• [Data for this exercise]
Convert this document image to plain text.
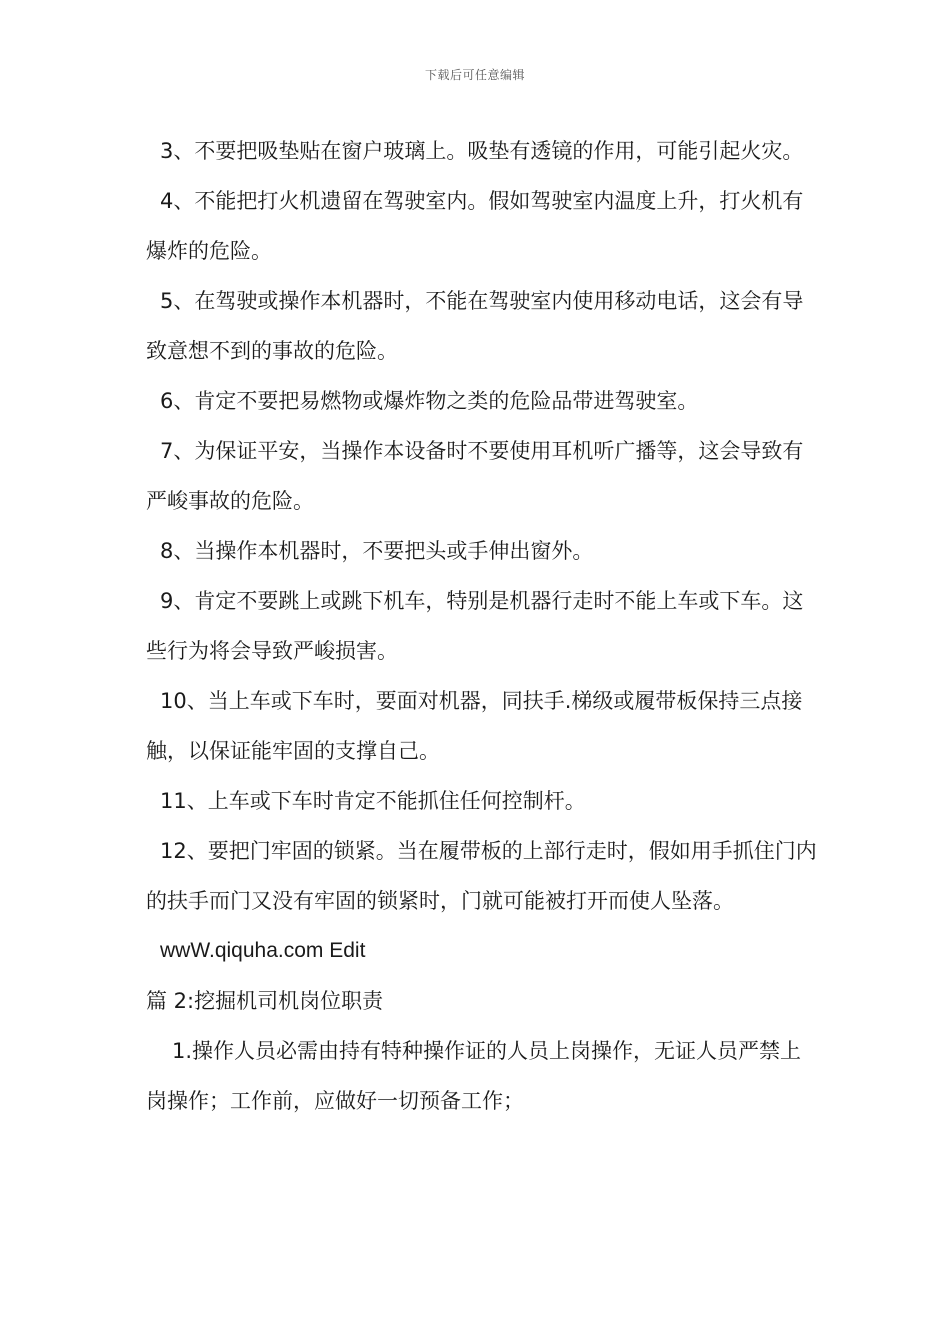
下载后可任意编辑

3、不要把吸垫贴在窗户玻璃上。吸垫有透镜的作用，可能引起火灾。

4、不能把打火机遗留在驾驶室内。假如驾驶室内温度上升，打火机有爆炸的危险。

5、在驾驶或操作本机器时，不能在驾驶室内使用移动电话，这会有导致意想不到的事故的危险。

6、肯定不要把易燃物或爆炸物之类的危险品带进驾驶室。

7、为保证平安，当操作本设备时不要使用耳机听广播等，这会导致有严峻事故的危险。

8、当操作本机器时，不要把头或手伸出窗外。

9、肯定不要跳上或跳下机车，特别是机器行走时不能上车或下车。这些行为将会导致严峻损害。

10、当上车或下车时，要面对机器，同扶手.梯级或履带板保持三点接触，以保证能牢固的支撑自己。

11、上车或下车时肯定不能抓住任何控制杆。

12、要把门牢固的锁紧。当在履带板的上部行走时，假如用手抓住门内的扶手而门又没有牢固的锁紧时，门就可能被打开而使人坠落。

wwW.qiquha.com Edit

篇 2:挖掘机司机岗位职责

1.操作人员必需由持有特种操作证的人员上岗操作，无证人员严禁上岗操作；工作前，应做好一切预备工作；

• [Exercise instructions]
Using the records above, output their complete text exactly, minus any images.

• [In response]
Convert this document image to plain text.
下载后可任意编辑

3、不要把吸垫贴在窗户玻璃上。吸垫有透镜的作用，可能引起火灾。

4、不能把打火机遗留在驾驶室内。假如驾驶室内温度上升，打火机有爆炸的危险。

5、在驾驶或操作本机器时，不能在驾驶室内使用移动电话，这会有导致意想不到的事故的危险。

6、肯定不要把易燃物或爆炸物之类的危险品带进驾驶室。

7、为保证平安，当操作本设备时不要使用耳机听广播等，这会导致有严峻事故的危险。

8、当操作本机器时，不要把头或手伸出窗外。

9、肯定不要跳上或跳下机车，特别是机器行走时不能上车或下车。这些行为将会导致严峻损害。

10、当上车或下车时，要面对机器，同扶手.梯级或履带板保持三点接触，以保证能牢固的支撑自己。

11、上车或下车时肯定不能抓住任何控制杆。

12、要把门牢固的锁紧。当在履带板的上部行走时，假如用手抓住门内的扶手而门又没有牢固的锁紧时，门就可能被打开而使人坠落。

wwW.qiquha.com Edit

篇 2:挖掘机司机岗位职责

1.操作人员必需由持有特种操作证的人员上岗操作，无证人员严禁上岗操作；工作前，应做好一切预备工作；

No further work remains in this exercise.